◆ Direction
Give every line back verbatim, dropping all images.

◆ Data for the task
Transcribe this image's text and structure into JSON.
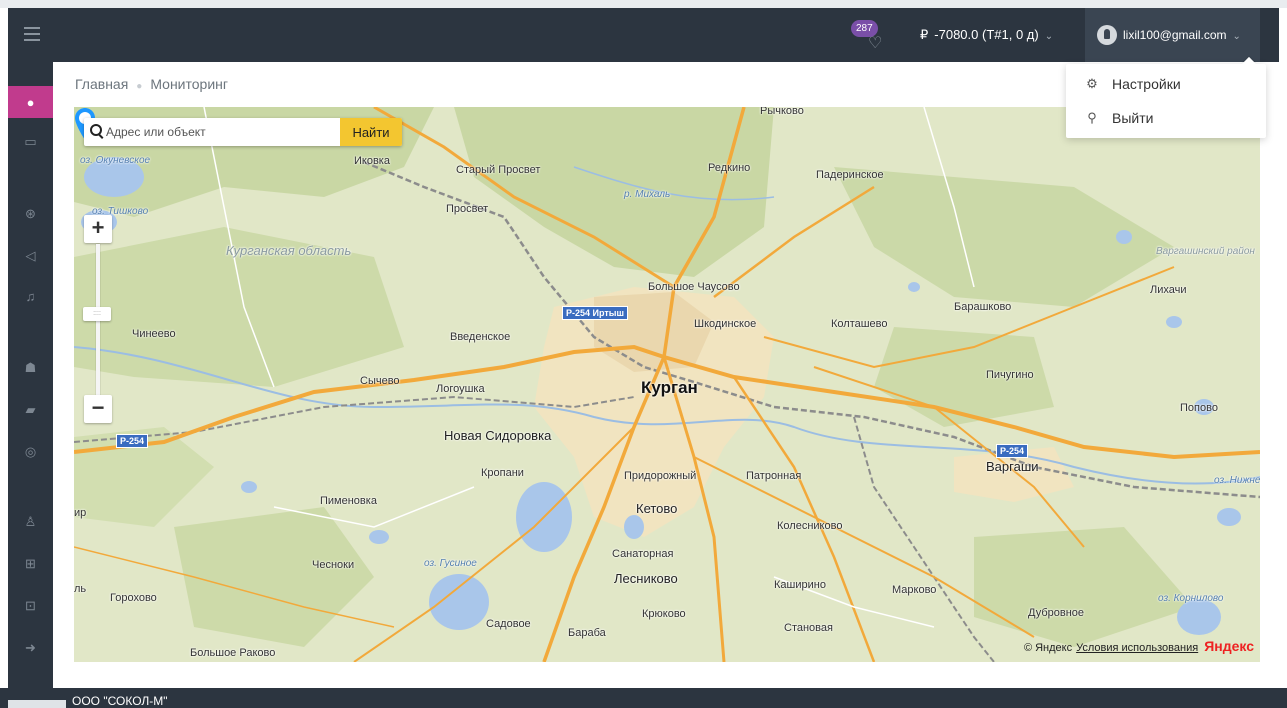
{
  "header": {
    "notifications_count": "287",
    "balance": "-7080.0 (Т#1, 0 д)",
    "currency_symbol": "₽",
    "user_email": "lixil100@gmail.com"
  },
  "sidebar": {
    "items": [
      {
        "icon": "globe-icon",
        "glyph": "●",
        "active": true
      },
      {
        "icon": "monitor-icon",
        "glyph": "▭",
        "active": false
      },
      {
        "icon": "dashboard-icon",
        "glyph": "⊛",
        "active": false
      },
      {
        "icon": "send-icon",
        "glyph": "◁",
        "active": false
      },
      {
        "icon": "bell-icon",
        "glyph": "♫",
        "active": false
      },
      {
        "icon": "users-icon",
        "glyph": "☗",
        "active": false
      },
      {
        "icon": "book-icon",
        "glyph": "▰",
        "active": false
      },
      {
        "icon": "chat-icon",
        "glyph": "◎",
        "active": false
      },
      {
        "icon": "user-icon",
        "glyph": "♙",
        "active": false
      },
      {
        "icon": "grid-icon",
        "glyph": "⊞",
        "active": false
      },
      {
        "icon": "money-icon",
        "glyph": "⊡",
        "active": false
      },
      {
        "icon": "arrow-circle-icon",
        "glyph": "➜",
        "active": false
      }
    ]
  },
  "breadcrumb": {
    "home": "Главная",
    "current": "Мониторинг"
  },
  "map": {
    "search_placeholder": "Адрес или объект",
    "search_button": "Найти",
    "zoom_in": "+",
    "zoom_out": "−",
    "attribution": "© Яндекс",
    "terms": "Условия использования",
    "logo": "Яндекс",
    "labels": {
      "rychkovo": "Рычково",
      "ozero_okunevskoe": "оз. Окуневское",
      "ikovka": "Иковка",
      "stary_prosvet": "Старый Просвет",
      "redkino": "Редкино",
      "paderinskoe": "Падеринское",
      "r_mikhal": "р. Михаль",
      "ozero_tishkovo": "оз. Тишково",
      "prosvet": "Просвет",
      "kurganskaya_oblast": "Курганская область",
      "vargashinsky_rayon": "Варгашинский район",
      "bolshoe_chausovo": "Большое Чаусово",
      "barashkovo": "Барашково",
      "likhachi": "Лихачи",
      "chineevo": "Чинеево",
      "vvedenskoe": "Введенское",
      "shkodinskoe": "Шкодинское",
      "koltashevo": "Колташево",
      "pichugino": "Пичугино",
      "sychevo": "Сычево",
      "logoushka": "Логоушка",
      "kurgan": "Курган",
      "popovo": "Попово",
      "novaya_sidorovka": "Новая Сидоровка",
      "vargashi": "Варгаши",
      "kropani": "Кропани",
      "pridorozhny": "Придорожный",
      "patronnaya": "Патронная",
      "ozero_nizhnee": "оз. Нижне",
      "pimenovka": "Пименовка",
      "ketovo": "Кетово",
      "kolesnikovo": "Колесниково",
      "rp": "ир",
      "sanatornaya": "Санаторная",
      "chesnoki": "Чесноки",
      "ozero_gusinoe": "оз. Гусиное",
      "lesnikovo": "Лесниково",
      "kashirino": "Каширино",
      "markovo": "Марково",
      "l": "ль",
      "gorokhovo": "Горохово",
      "dubrovnoe": "Дубровное",
      "ozero_kornilovo": "оз. Корнилово",
      "kryukovo": "Крюково",
      "sadovoe": "Садовое",
      "baraba": "Бараба",
      "stanovaya": "Становая",
      "bolshoe_rakovo": "Большое Раково"
    },
    "shields": {
      "r254_irtysh": "Р-254 Иртыш",
      "r254_west": "Р-254",
      "r254_east": "Р-254"
    }
  },
  "dropdown": {
    "settings": "Настройки",
    "logout": "Выйти"
  },
  "footer": {
    "company": "ООО \"СОКОЛ-М\""
  },
  "colors": {
    "header_bg": "#2c3540",
    "sidebar_active": "#c13b8d",
    "badge": "#7a4fa8",
    "search_button": "#f3c630",
    "road_main": "#f2a93b",
    "map_background": "#e1e7c7"
  }
}
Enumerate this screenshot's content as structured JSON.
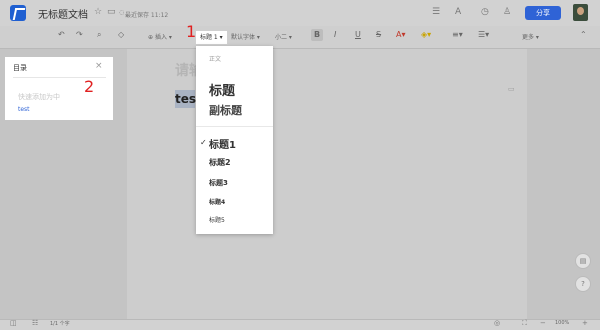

◆ Written answer
Transcribe this image's text and structure into JSON.
{
  "header": {
    "notifications_count": "287",
    "balance": "-7080.0 (Т#1, 0 д)",
    "currency_symbol": "₽",
    "user_email": "lixil100@gmail.com"
  },
  "sidebar": {
    "items": [
      {
        "icon": "globe-icon",
        "glyph": "●",
        "active": true
      },
      {
        "icon": "monitor-icon",
        "glyph": "▭",
        "active": false
      },
      {
        "icon": "dashboard-icon",
        "glyph": "⊛",
        "active": false
      },
      {
        "icon": "send-icon",
        "glyph": "◁",
        "active": false
      },
      {
        "icon": "bell-icon",
        "glyph": "♫",
        "active": false
      },
      {
        "icon": "users-icon",
        "glyph": "☗",
        "active": false
      },
      {
        "icon": "book-icon",
        "glyph": "▰",
        "active": false
      },
      {
        "icon": "chat-icon",
        "glyph": "◎",
        "active": false
      },
      {
        "icon": "user-icon",
        "glyph": "♙",
        "active": false
      },
      {
        "icon": "grid-icon",
        "glyph": "⊞",
        "active": false
      },
      {
        "icon": "money-icon",
        "glyph": "⊡",
        "active": false
      },
      {
        "icon": "arrow-circle-icon",
        "glyph": "➜",
        "active": false
      }
    ]
  },
  "breadcrumb": {
    "home": "Главная",
    "current": "Мониторинг"
  },
  "map": {
    "search_placeholder": "Адрес или объект",
    "search_button": "Найти",
    "zoom_in": "+",
    "zoom_out": "−",
    "attribution": "© Яндекс",
    "terms": "Условия использования",
    "logo": "Яндекс",
    "labels": {
      "rychkovo": "Рычково",
      "ozero_okunevskoe": "оз. Окуневское",
      "ikovka": "Иковка",
      "stary_prosvet": "Старый Просвет",
      "redkino": "Редкино",
      "paderinskoe": "Падеринское",
      "r_mikhal": "р. Михаль",
      "ozero_tishkovo": "оз. Тишково",
      "prosvet": "Просвет",
      "kurganskaya_oblast": "Курганская область",
      "vargashinsky_rayon": "Варгашинский район",
      "bolshoe_chausovo": "Большое Чаусово",
      "barashkovo": "Барашково",
      "likhachi": "Лихачи",
      "chineevo": "Чинеево",
      "vvedenskoe": "Введенское",
      "shkodinskoe": "Шкодинское",
      "koltashevo": "Колташево",
      "pichugino": "Пичугино",
      "sychevo": "Сычево",
      "logoushka": "Логоушка",
      "kurgan": "Курган",
      "popovo": "Попово",
      "novaya_sidorovka": "Новая Сидоровка",
      "vargashi": "Варгаши",
      "kropani": "Кропани",
      "pridorozhny": "Придорожный",
      "patronnaya": "Патронная",
      "ozero_nizhnee": "оз. Нижне",
      "pimenovka": "Пименовка",
      "ketovo": "Кетово",
      "kolesnikovo": "Колесниково",
      "rp": "ир",
      "sanatornaya": "Санаторная",
      "chesnoki": "Чесноки",
      "ozero_gusinoe": "оз. Гусиное",
      "lesnikovo": "Лесниково",
      "kashirino": "Каширино",
      "markovo": "Марково",
      "l": "ль",
      "gorokhovo": "Горохово",
      "dubrovnoe": "Дубровное",
      "ozero_kornilovo": "оз. Корнилово",
      "kryukovo": "Крюково",
      "sadovoe": "Садовое",
      "baraba": "Бараба",
      "stanovaya": "Становая",
      "bolshoe_rakovo": "Большое Раково"
    },
    "shields": {
      "r254_irtysh": "Р-254 Иртыш",
      "r254_west": "Р-254",
      "r254_east": "Р-254"
    }
  },
  "dropdown": {
    "settings": "Настройки",
    "logout": "Выйти"
  },
  "footer": {
    "company": "ООО \"СОКОЛ-М\""
  },
  "colors": {
    "header_bg": "#2c3540",
    "sidebar_active": "#c13b8d",
    "badge": "#7a4fa8",
    "search_button": "#f3c630",
    "road_main": "#f2a93b",
    "map_background": "#e1e7c7"
  }
}
Enumerate this screenshot's content as structured JSON.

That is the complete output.